**DIRECTIVE A**
Please copy every row below the S3 upload passage word for word, leaving out the pictures.

**EXCERPTED PASSAGE**
For the sake of this article, let us suppose that we are in a folder which contains the following two files:

  • mycode.py

  • announcement.md

The actual content of these files is not important here.

We upload these files to $bucket_name3 using the standard put-object command:

aws s3api put-object \
--endpoint-url https://s3.eohpc.net \
--bucket $bucket_name1 \
--body mycode.py \
--key mycode.py

aws s3api put-object \
--endpoint-url https://s3.eohpc.net \
--bucket $bucket_name1 \
--body announcement.md \
--key announcement.md

To see these files after upload, execute list-object-versions on the bucket:

aws s3api list-object-versions \
--endpoint-url https://s3.eohpc.net \
--bucket $bucket_name3

We get the following output:

{
    "Versions": [
        {
            "ETag": "\"d185982da39fb33854a5b49c8e416e07\"",
            "Size": 34,
            "StorageClass": "STANDARD",
            "Key": "announcement.md",
            "VersionId": "r714CQ6MLAo4l300Fv9iBCqfNpESPpN",
            "IsLatest": true,
            "LastModified": "2024-10-04T14:51:26.015Z",
            "Owner": {
                "DisplayName": "this-project",
                "ID": "1234567890abcdefghijklmnopqrstuv"

**DIRECTIVE B**
Resume the S3 upload passage from the point where it stops.

**EXERCISE DATA**

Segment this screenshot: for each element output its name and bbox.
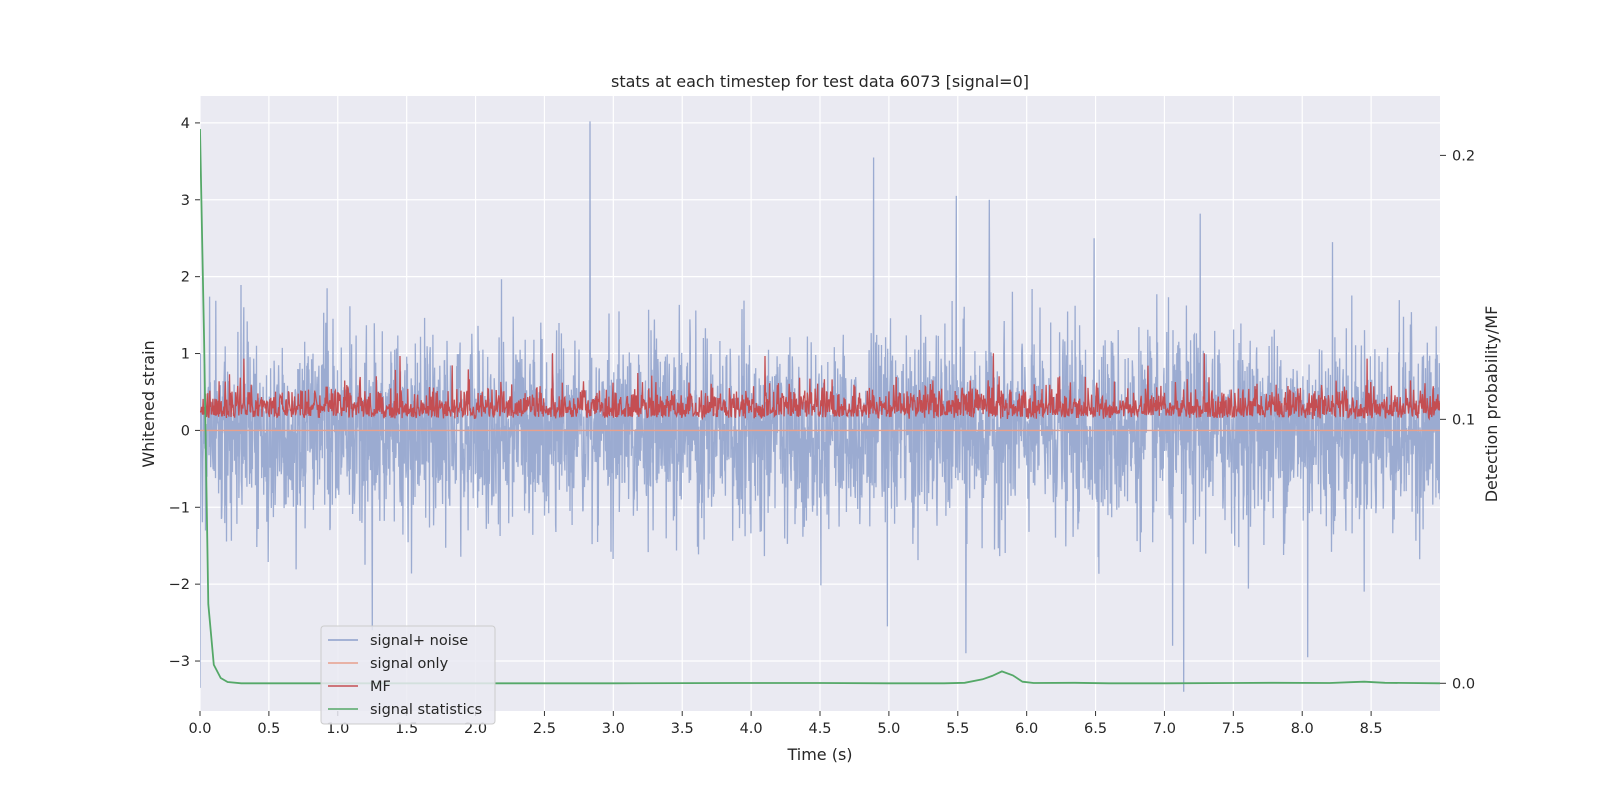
series-signal-noise-line: [200, 121, 1440, 692]
x-tick-label: 6.5: [1084, 721, 1107, 737]
x-tick-label: 7.0: [1153, 721, 1176, 737]
x-tick-label: 8.0: [1291, 721, 1314, 737]
x-tick-label: 0.0: [188, 721, 211, 737]
legend: signal+ noise signal only MF signal stat…: [320, 625, 496, 725]
x-tick-label: 1.5: [395, 721, 418, 737]
x-tick-label: 3.0: [602, 721, 625, 737]
y2-axis-title: Detection probability/MF: [1482, 306, 1501, 503]
y-tick-label: 0: [181, 423, 190, 439]
y-tick-label: 4: [181, 116, 190, 132]
legend-label-mf: MF: [370, 679, 391, 695]
y-tick-label: 2: [181, 270, 190, 286]
y-tick-label: −1: [169, 500, 190, 516]
y2-tick-label: 0.1: [1452, 412, 1475, 428]
legend-label-signal-noise: signal+ noise: [370, 633, 468, 649]
y2-tick-label: 0.2: [1452, 148, 1475, 164]
y-tick-label: 1: [181, 347, 190, 363]
legend-box: [320, 625, 496, 725]
legend-label-signal-statistics: signal statistics: [370, 702, 482, 718]
series-mf-line: [200, 353, 1440, 421]
x-tick-label: 4.5: [808, 721, 831, 737]
x-tick-label: 5.0: [877, 721, 900, 737]
x-tick-label: 3.5: [671, 721, 694, 737]
x-tick-label: 6.0: [1015, 721, 1038, 737]
x-tick-label: 2.0: [464, 721, 487, 737]
x-tick-label: 5.5: [946, 721, 969, 737]
x-tick-label: 4.0: [740, 721, 763, 737]
legend-label-signal-only: signal only: [370, 656, 449, 672]
x-tick-label: 7.5: [1222, 721, 1245, 737]
y-tick-label: −3: [169, 654, 190, 670]
y-tick-label: −2: [169, 577, 190, 593]
x-tick-label: 1.0: [326, 721, 349, 737]
axes: 0.0 0.5 1.0 1.5 2.0 2.5 3.0 3.5 4.0 4.5 5.0 5.5 6.0 6…: [169, 116, 1475, 737]
y2-tick-label: 0.0: [1452, 676, 1475, 692]
chart-title: stats at each timestep for test data 607…: [611, 72, 1029, 91]
series-layer: [200, 121, 1440, 692]
series-signal-statistics-line: [200, 128, 1440, 685]
x-tick-label: 8.5: [1360, 721, 1383, 737]
x-tick-label: 0.5: [257, 721, 280, 737]
y-axis-title: Whitened strain: [139, 340, 158, 467]
x-axis-title: Time (s): [786, 745, 852, 764]
x-tick-label: 2.5: [533, 721, 556, 737]
y-tick-label: 3: [181, 193, 190, 209]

**EXERCISE OUTPUT A**
Segment this screenshot: for each element output its name and bbox.
series-signal-noise-line: [200, 121, 1440, 692]
x-tick-label: 6.5: [1084, 721, 1107, 737]
x-tick-label: 7.0: [1153, 721, 1176, 737]
x-tick-label: 8.0: [1291, 721, 1314, 737]
x-tick-label: 0.0: [188, 721, 211, 737]
legend: signal+ noise signal only MF signal stat…: [320, 625, 496, 725]
x-tick-label: 1.5: [395, 721, 418, 737]
x-tick-label: 3.0: [602, 721, 625, 737]
y2-axis-title: Detection probability/MF: [1482, 306, 1501, 503]
y-tick-label: 0: [181, 423, 190, 439]
y-tick-label: 4: [181, 116, 190, 132]
legend-label-mf: MF: [370, 679, 391, 695]
y-tick-label: 2: [181, 270, 190, 286]
y-tick-label: −1: [169, 500, 190, 516]
y2-tick-label: 0.1: [1452, 412, 1475, 428]
legend-label-signal-noise: signal+ noise: [370, 633, 468, 649]
y2-tick-label: 0.2: [1452, 148, 1475, 164]
y-tick-label: 1: [181, 347, 190, 363]
legend-box: [320, 625, 496, 725]
legend-label-signal-statistics: signal statistics: [370, 702, 482, 718]
series-mf-line: [200, 353, 1440, 421]
x-tick-label: 4.5: [808, 721, 831, 737]
x-tick-label: 5.0: [877, 721, 900, 737]
x-tick-label: 3.5: [671, 721, 694, 737]
x-tick-label: 6.0: [1015, 721, 1038, 737]
x-tick-label: 2.0: [464, 721, 487, 737]
x-tick-label: 5.5: [946, 721, 969, 737]
x-tick-label: 4.0: [740, 721, 763, 737]
legend-label-signal-only: signal only: [370, 656, 449, 672]
x-tick-label: 7.5: [1222, 721, 1245, 737]
y-tick-label: −3: [169, 654, 190, 670]
y-tick-label: −2: [169, 577, 190, 593]
x-tick-label: 1.0: [326, 721, 349, 737]
axes: 0.0 0.5 1.0 1.5 2.0 2.5 3.0 3.5 4.0 4.5 5.0 5.5 6.0 6…: [169, 116, 1475, 737]
y2-tick-label: 0.0: [1452, 676, 1475, 692]
chart-title: stats at each timestep for test data 607…: [611, 72, 1029, 91]
series-layer: [200, 121, 1440, 692]
series-signal-statistics-line: [200, 128, 1440, 685]
x-tick-label: 8.5: [1360, 721, 1383, 737]
x-tick-label: 0.5: [257, 721, 280, 737]
y-axis-title: Whitened strain: [139, 340, 158, 467]
x-axis-title: Time (s): [786, 745, 852, 764]
x-tick-label: 2.5: [533, 721, 556, 737]
y-tick-label: 3: [181, 193, 190, 209]

**EXERCISE OUTPUT B**
            }
        },
        {
            "ETag": "\"6cf02e36dd1dc8b58ea77ba4a94291f2\"",
            "Size": 21,
            "StorageClass": "STANDARD",
            "Key": "mycode.py",
            "VersionId": ".qBE6Dx91dxnU7aYOzmBMM1qRg3QwAx",
            "IsLatest": true,
            "LastModified": "2024-10-04T14:51:41.115Z",
            "Owner": {
                "DisplayName": "this-project",
                "ID": "1234567890abcdefghijklmnopqrstuv"
            }
        }
    ],
    "RequestCharged": null
}

To test automatic deleting of previous versions, we modify file named mycode.py on our local computer and upload it one more time using put-object:

aws s3api put-object \
--endpoint-url https://s3.eohpc.net \
--bucket $bucket_name3 \
--body mycode.py \
--key mycode.py

Executing list-object-versions again:

aws s3api list-object-versions \
--endpoint-url https://s3.eohpc.net \
--bucket $bucket_name3

confirms that one of the files has two versions while the other only has one version:

{
    "Versions": [
        {
            "ETag": "\"d185982da39fb33854a5b49c8e416e07\"",
            "Size": 34,
            "StorageClass": "STANDARD",
            "Key": "announcement.md",
            "VersionId": "r714CQ6MLAo4l300Fv9iBCqfNpESPpN",
            "IsLatest": true,
            "LastModified": "2024-10-04T14:51:26.015Z",
            "Owner": {
                "DisplayName": "this-project",
                "ID": "1234567890abcdefghijklmnopqrstuv"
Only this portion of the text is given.